§ Task requirements:
If a record holds a picture, drop the picture and copy everything else exactly.

§ Given records:

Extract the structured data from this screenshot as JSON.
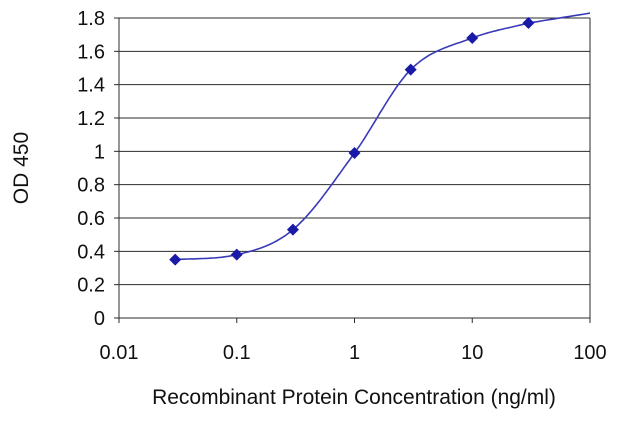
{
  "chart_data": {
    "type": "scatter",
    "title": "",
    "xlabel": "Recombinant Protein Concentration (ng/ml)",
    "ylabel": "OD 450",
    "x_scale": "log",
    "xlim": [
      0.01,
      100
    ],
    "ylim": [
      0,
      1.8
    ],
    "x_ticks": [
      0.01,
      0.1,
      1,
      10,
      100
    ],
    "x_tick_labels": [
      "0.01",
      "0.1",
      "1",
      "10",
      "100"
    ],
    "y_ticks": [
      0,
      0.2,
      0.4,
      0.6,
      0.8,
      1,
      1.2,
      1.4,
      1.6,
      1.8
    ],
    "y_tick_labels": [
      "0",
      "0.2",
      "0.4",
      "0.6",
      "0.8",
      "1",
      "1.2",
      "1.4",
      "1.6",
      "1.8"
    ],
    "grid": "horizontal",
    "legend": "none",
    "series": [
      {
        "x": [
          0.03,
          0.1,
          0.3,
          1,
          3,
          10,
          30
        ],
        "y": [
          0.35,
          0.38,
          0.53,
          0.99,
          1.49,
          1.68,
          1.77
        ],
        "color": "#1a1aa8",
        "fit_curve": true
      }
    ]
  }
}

§ Answer to this task:
Extract the structured data from this screenshot as JSON.
{
  "chart_data": {
    "type": "scatter",
    "title": "",
    "xlabel": "Recombinant Protein Concentration (ng/ml)",
    "ylabel": "OD 450",
    "x_scale": "log",
    "xlim": [
      0.01,
      100
    ],
    "ylim": [
      0,
      1.8
    ],
    "x_ticks": [
      0.01,
      0.1,
      1,
      10,
      100
    ],
    "x_tick_labels": [
      "0.01",
      "0.1",
      "1",
      "10",
      "100"
    ],
    "y_ticks": [
      0,
      0.2,
      0.4,
      0.6,
      0.8,
      1,
      1.2,
      1.4,
      1.6,
      1.8
    ],
    "y_tick_labels": [
      "0",
      "0.2",
      "0.4",
      "0.6",
      "0.8",
      "1",
      "1.2",
      "1.4",
      "1.6",
      "1.8"
    ],
    "grid": "horizontal",
    "legend": "none",
    "series": [
      {
        "x": [
          0.03,
          0.1,
          0.3,
          1,
          3,
          10,
          30
        ],
        "y": [
          0.35,
          0.38,
          0.53,
          0.99,
          1.49,
          1.68,
          1.77
        ],
        "color": "#1a1aa8",
        "fit_curve": true
      }
    ]
  }
}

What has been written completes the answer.